» **Data for this exercise**:

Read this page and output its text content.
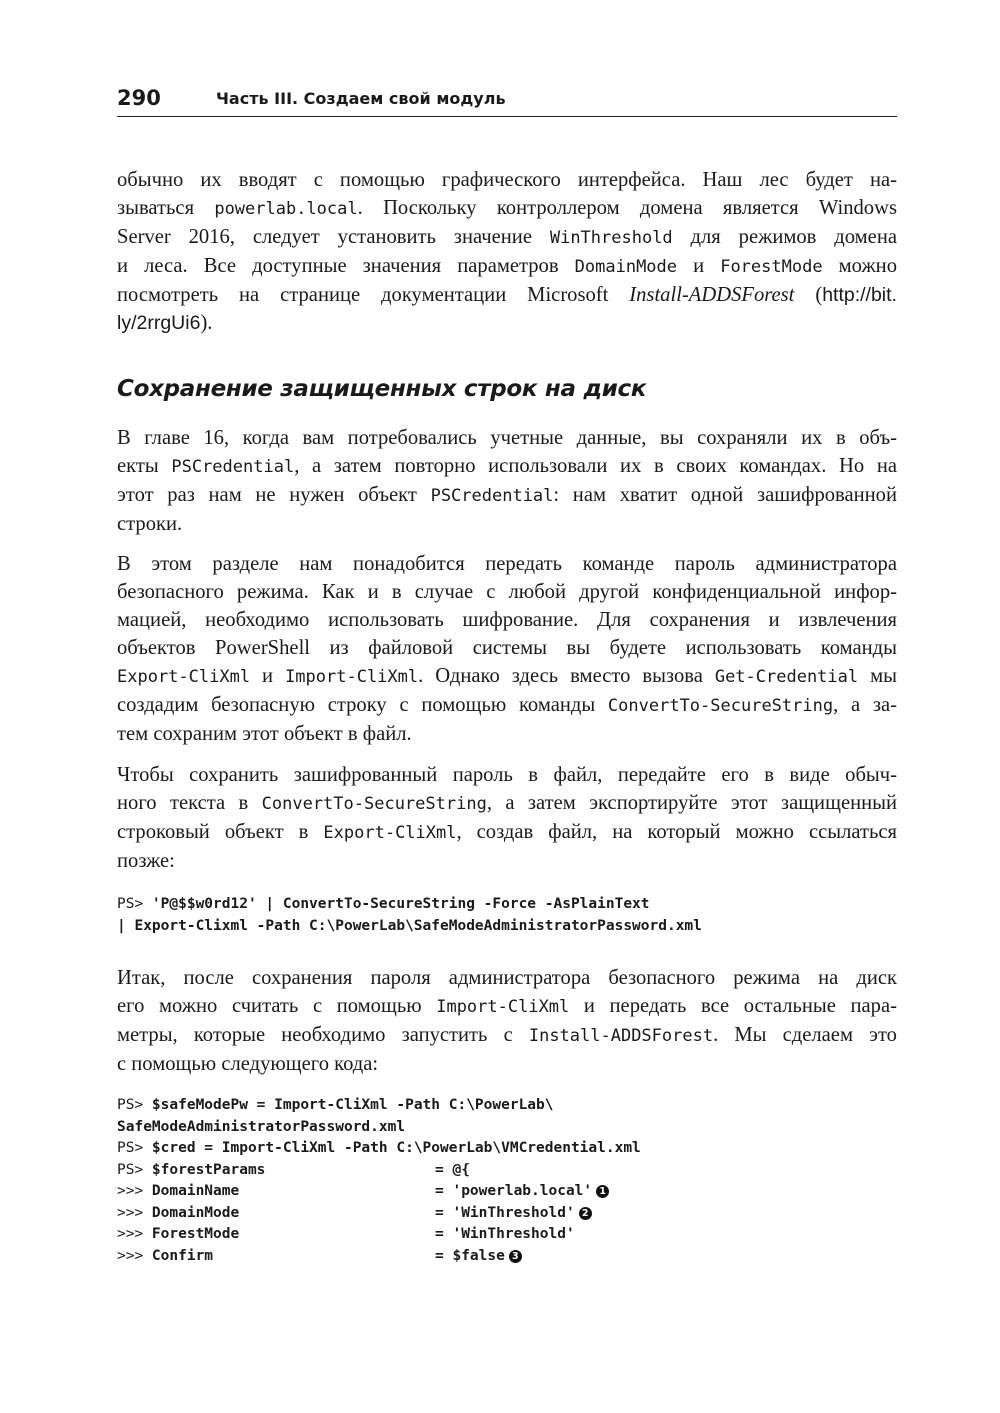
290	Часть III. Создаем свой модуль

обычно их вводят с помощью графического интерфейса. Наш лес будет на-
зываться powerlab.local. Поскольку контроллером домена является Windows
Server 2016, следует установить значение WinThreshold для режимов домена
и леса. Все доступные значения параметров DomainMode и ForestMode можно
посмотреть на странице документации Microsoft Install-ADDSForest (http://bit.
ly/2rrgUi6).

Сохранение защищенных строк на диск

В главе 16, когда вам потребовались учетные данные, вы сохраняли их в объ-
екты PSCredential, а затем повторно использовали их в своих командах. Но на
этот раз нам не нужен объект PSCredential: нам хватит одной зашифрованной
строки.

В этом разделе нам понадобится передать команде пароль администратора
безопасного режима. Как и в случае с любой другой конфиденциальной инфор-
мацией, необходимо использовать шифрование. Для сохранения и извлечения
объектов PowerShell из файловой системы вы будете использовать команды
Export-CliXml и Import-CliXml. Однако здесь вместо вызова Get-Credential мы
создадим безопасную строку с помощью команды ConvertTo-SecureString, а за-
тем сохраним этот объект в файл.

Чтобы сохранить зашифрованный пароль в файл, передайте его в виде обыч-
ного текста в ConvertTo-SecureString, а затем экспортируйте этот защищенный
строковый объект в Export-CliXml, создав файл, на который можно ссылаться
позже:

PS> 'P@$$w0rd12' | ConvertTo-SecureString -Force -AsPlainText
| Export-Clixml -Path C:\PowerLab\SafeModeAdministratorPassword.xml

Итак, после сохранения пароля администратора безопасного режима на диск
его можно считать с помощью Import-CliXml и передать все остальные пара-
метры, которые необходимо запустить с Install-ADDSForest. Мы сделаем это
с помощью следующего кода:

PS> $safeModePw = Import-CliXml -Path C:\PowerLab\
SafeModeAdministratorPassword.xml
PS> $cred = Import-CliXml -Path C:\PowerLab\VMCredential.xml
PS> $forestParams	= @{
>>> DomainName	= 'powerlab.local' 1
>>> DomainMode	= 'WinThreshold' 2
>>> ForestMode	= 'WinThreshold'
>>> Confirm	= $false 3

» **Exercise directions**: Copy out all lines above that include the string "Import".

» **Exercise result**:
Export-CliXml и Import-CliXml. Однако здесь вместо вызова Get-Credential мы
его можно считать с помощью Import-CliXml и передать все остальные пара-
PS> $safeModePw = Import-CliXml -Path C:\PowerLab\
PS> $cred = Import-CliXml -Path C:\PowerLab\VMCredential.xml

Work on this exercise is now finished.